| WORK INSTRUCTION |
All of the data, except its images, should be set down exactly as it appears.

| DATA TO EXAMINE |
Segment Open
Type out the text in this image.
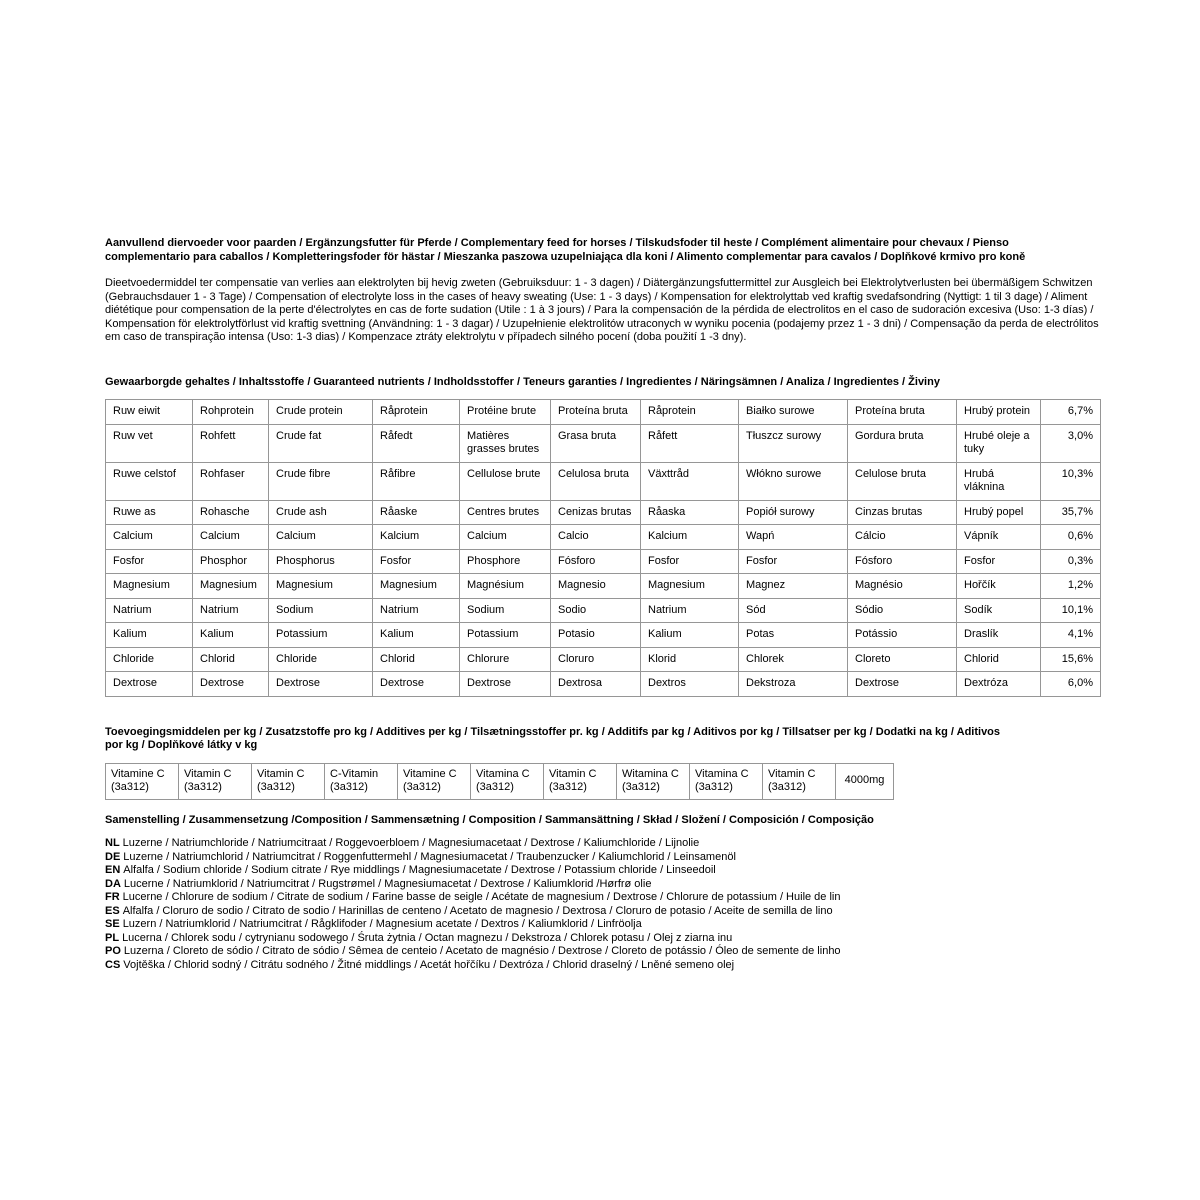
Aanvullend diervoeder voor paarden / Ergänzungsfutter für Pferde / Complementary feed for horses / Tilskudsfoder til heste / Complément alimentaire pour chevaux / Pienso complementario para caballos / Kompletteringsfoder för hästar / Mieszanka paszowa uzupelniająca dla koni / Alimento complementar para cavalos / Doplňkové krmivo pro koně

Dieetvoedermiddel ter compensatie van verlies aan elektrolyten bij hevig zweten (Gebruiksduur: 1 - 3 dagen) / Diätergänzungsfuttermittel zur Ausgleich bei Elektrolytverlusten bei übermäßigem Schwitzen (Gebrauchsdauer 1 - 3 Tage) / Compensation of electrolyte loss in the cases of heavy sweating (Use: 1 - 3 days) / Kompensation for elektrolyttab ved kraftig svedafsondring (Nyttigt: 1 til 3 dage) / Aliment diététique pour compensation de la perte d'électrolytes en cas de forte sudation (Utile : 1 à 3 jours) / Para la compensación de la pérdida de electrolitos en el caso de sudoración excesiva (Uso: 1-3 días) / Kompensation för elektrolytförlust vid kraftig svettning (Användning: 1 - 3 dagar) / Uzupełnienie elektrolitów utraconych w wyniku pocenia (podajemy przez 1 - 3 dni) / Compensação da perda de electrólitos em caso de transpiração intensa (Uso: 1-3 dias) / Kompenzace ztráty elektrolytu v případech silného pocení (doba použití 1 -3 dny).

Gewaarborgde gehaltes / Inhaltsstoffe / Guaranteed nutrients / Indholdsstoffer / Teneurs garanties / Ingredientes / Näringsämnen / Analiza / Ingredientes / Živiny

Ruw eiwit	Rohprotein	Crude protein	Råprotein	Protéine brute	Proteína bruta	Råprotein	Białko surowe	Proteína bruta	Hrubý protein	6,7%
Ruw vet	Rohfett	Crude fat	Råfedt	Matières grasses brutes	Grasa bruta	Råfett	Tłuszcz surowy	Gordura bruta	Hrubé oleje a tuky	3,0%
Ruwe celstof	Rohfaser	Crude fibre	Råfibre	Cellulose brute	Celulosa bruta	Växttråd	Włókno surowe	Celulose bruta	Hrubá vláknina	10,3%
Ruwe as	Rohasche	Crude ash	Råaske	Centres brutes	Cenizas brutas	Råaska	Popiół surowy	Cinzas brutas	Hrubý popel	35,7%
Calcium	Calcium	Calcium	Kalcium	Calcium	Calcio	Kalcium	Wapń	Cálcio	Vápník	0,6%
Fosfor	Phosphor	Phosphorus	Fosfor	Phosphore	Fósforo	Fosfor	Fosfor	Fósforo	Fosfor	0,3%
Magnesium	Magnesium	Magnesium	Magnesium	Magnésium	Magnesio	Magnesium	Magnez	Magnésio	Hořčík	1,2%
Natrium	Natrium	Sodium	Natrium	Sodium	Sodio	Natrium	Sód	Sódio	Sodík	10,1%
Kalium	Kalium	Potassium	Kalium	Potassium	Potasio	Kalium	Potas	Potássio	Draslík	4,1%
Chloride	Chlorid	Chloride	Chlorid	Chlorure	Cloruro	Klorid	Chlorek	Cloreto	Chlorid	15,6%
Dextrose	Dextrose	Dextrose	Dextrose	Dextrose	Dextrosa	Dextros	Dekstroza	Dextrose	Dextróza	6,0%

Toevoegingsmiddelen per kg / Zusatzstoffe pro kg / Additives per kg / Tilsætningsstoffer pr. kg / Additifs par kg / Aditivos por kg / Tillsatser per kg / Dodatki na kg / Aditivos por kg / Doplňkové látky v kg

Vitamine C (3a312)	Vitamin C (3a312)	Vitamin C (3a312)	C-Vitamin (3a312)	Vitamine C (3a312)	Vitamina C (3a312)	Vitamin C (3a312)	Witamina C (3a312)	Vitamina C (3a312)	Vitamin C (3a312)	4000mg

Samenstelling / Zusammensetzung /Composition / Sammensætning / Composition / Sammansättning / Skład / Složení / Composición / Composição

NL Luzerne / Natriumchloride / Natriumcitraat / Roggevoerbloem / Magnesiumacetaat / Dextrose / Kaliumchloride / Lijnolie
DE Luzerne / Natriumchlorid / Natriumcitrat / Roggenfuttermehl / Magnesiumacetat / Traubenzucker / Kaliumchlorid / Leinsamenöl
EN Alfalfa / Sodium chloride / Sodium citrate / Rye middlings / Magnesiumacetate / Dextrose / Potassium chloride / Linseedoil
DA Lucerne / Natriumklorid / Natriumcitrat / Rugstrømel / Magnesiumacetat / Dextrose / Kaliumklorid /Hørfrø olie
FR Lucerne / Chlorure de sodium / Citrate de sodium / Farine basse de seigle / Acétate de magnesium / Dextrose / Chlorure de potassium / Huile de lin
ES Alfalfa / Cloruro de sodio / Citrato de sodio / Harinillas de centeno / Acetato de magnesio / Dextrosa / Cloruro de potasio / Aceite de semilla de lino
SE Luzern / Natriumklorid / Natriumcitrat / Rågklifoder / Magnesium acetate / Dextros / Kaliumklorid / Linfröolja
PL Lucerna / Chlorek sodu / cytrynianu sodowego / Śruta żytnia / Octan magnezu / Dekstroza / Chlorek potasu / Olej z ziarna inu
PO Luzerna / Cloreto de sódio / Citrato de sódio / Sêmea de centeio / Acetato de magnésio / Dextrose / Cloreto de potássio / Óleo de semente de linho
CS Vojtěška / Chlorid sodný / Citrátu sodného / Žitné middlings / Acetát hořčíku / Dextróza / Chlorid draselný / Lněné semeno olej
Segment Closed
| FINISHED TASK |
Type out the text in this image.
Aanvullend diervoeder voor paarden / Ergänzungsfutter für Pferde / Complementary feed for horses / Tilskudsfoder til heste / Complément alimentaire pour chevaux / Pienso complementario para caballos / Kompletteringsfoder för hästar / Mieszanka paszowa uzupelniająca dla koni / Alimento complementar para cavalos / Doplňkové krmivo pro koně

Dieetvoedermiddel ter compensatie van verlies aan elektrolyten bij hevig zweten (Gebruiksduur: 1 - 3 dagen) / Diätergänzungsfuttermittel zur Ausgleich bei Elektrolytverlusten bei übermäßigem Schwitzen (Gebrauchsdauer 1 - 3 Tage) / Compensation of electrolyte loss in the cases of heavy sweating (Use: 1 - 3 days) / Kompensation for elektrolyttab ved kraftig svedafsondring (Nyttigt: 1 til 3 dage) / Aliment diététique pour compensation de la perte d'électrolytes en cas de forte sudation (Utile : 1 à 3 jours) / Para la compensación de la pérdida de electrolitos en el caso de sudoración excesiva (Uso: 1-3 días) / Kompensation för elektrolytförlust vid kraftig svettning (Användning: 1 - 3 dagar) / Uzupełnienie elektrolitów utraconych w wyniku pocenia (podajemy przez 1 - 3 dni) / Compensação da perda de electrólitos em caso de transpiração intensa (Uso: 1-3 dias) / Kompenzace ztráty elektrolytu v případech silného pocení (doba použití 1 -3 dny).

Gewaarborgde gehaltes / Inhaltsstoffe / Guaranteed nutrients / Indholdsstoffer / Teneurs garanties / Ingredientes / Näringsämnen / Analiza / Ingredientes / Živiny

Ruw eiwit	Rohprotein	Crude protein	Råprotein	Protéine brute	Proteína bruta	Råprotein	Białko surowe	Proteína bruta	Hrubý protein	6,7%
Ruw vet	Rohfett	Crude fat	Råfedt	Matières grasses brutes	Grasa bruta	Råfett	Tłuszcz surowy	Gordura bruta	Hrubé oleje a tuky	3,0%
Ruwe celstof	Rohfaser	Crude fibre	Råfibre	Cellulose brute	Celulosa bruta	Växttråd	Włókno surowe	Celulose bruta	Hrubá vláknina	10,3%
Ruwe as	Rohasche	Crude ash	Råaske	Centres brutes	Cenizas brutas	Råaska	Popiół surowy	Cinzas brutas	Hrubý popel	35,7%
Calcium	Calcium	Calcium	Kalcium	Calcium	Calcio	Kalcium	Wapń	Cálcio	Vápník	0,6%
Fosfor	Phosphor	Phosphorus	Fosfor	Phosphore	Fósforo	Fosfor	Fosfor	Fósforo	Fosfor	0,3%
Magnesium	Magnesium	Magnesium	Magnesium	Magnésium	Magnesio	Magnesium	Magnez	Magnésio	Hořčík	1,2%
Natrium	Natrium	Sodium	Natrium	Sodium	Sodio	Natrium	Sód	Sódio	Sodík	10,1%
Kalium	Kalium	Potassium	Kalium	Potassium	Potasio	Kalium	Potas	Potássio	Draslík	4,1%
Chloride	Chlorid	Chloride	Chlorid	Chlorure	Cloruro	Klorid	Chlorek	Cloreto	Chlorid	15,6%
Dextrose	Dextrose	Dextrose	Dextrose	Dextrose	Dextrosa	Dextros	Dekstroza	Dextrose	Dextróza	6,0%

Toevoegingsmiddelen per kg / Zusatzstoffe pro kg / Additives per kg / Tilsætningsstoffer pr. kg / Additifs par kg / Aditivos por kg / Tillsatser per kg / Dodatki na kg / Aditivos por kg / Doplňkové látky v kg

Vitamine C (3a312)	Vitamin C (3a312)	Vitamin C (3a312)	C-Vitamin (3a312)	Vitamine C (3a312)	Vitamina C (3a312)	Vitamin C (3a312)	Witamina C (3a312)	Vitamina C (3a312)	Vitamin C (3a312)	4000mg

Samenstelling / Zusammensetzung /Composition / Sammensætning / Composition / Sammansättning / Skład / Složení / Composición / Composição

NL Luzerne / Natriumchloride / Natriumcitraat / Roggevoerbloem / Magnesiumacetaat / Dextrose / Kaliumchloride / Lijnolie
DE Luzerne / Natriumchlorid / Natriumcitrat / Roggenfuttermehl / Magnesiumacetat / Traubenzucker / Kaliumchlorid / Leinsamenöl
EN Alfalfa / Sodium chloride / Sodium citrate / Rye middlings / Magnesiumacetate / Dextrose / Potassium chloride / Linseedoil
DA Lucerne / Natriumklorid / Natriumcitrat / Rugstrømel / Magnesiumacetat / Dextrose / Kaliumklorid /Hørfrø olie
FR Lucerne / Chlorure de sodium / Citrate de sodium / Farine basse de seigle / Acétate de magnesium / Dextrose / Chlorure de potassium / Huile de lin
ES Alfalfa / Cloruro de sodio / Citrato de sodio / Harinillas de centeno / Acetato de magnesio / Dextrosa / Cloruro de potasio / Aceite de semilla de lino
SE Luzern / Natriumklorid / Natriumcitrat / Rågklifoder / Magnesium acetate / Dextros / Kaliumklorid / Linfröolja
PL Lucerna / Chlorek sodu / cytrynianu sodowego / Śruta żytnia / Octan magnezu / Dekstroza / Chlorek potasu / Olej z ziarna inu
PO Luzerna / Cloreto de sódio / Citrato de sódio / Sêmea de centeio / Acetato de magnésio / Dextrose / Cloreto de potássio / Óleo de semente de linho
CS Vojtěška / Chlorid sodný / Citrátu sodného / Žitné middlings / Acetát hořčíku / Dextróza / Chlorid draselný / Lněné semeno olej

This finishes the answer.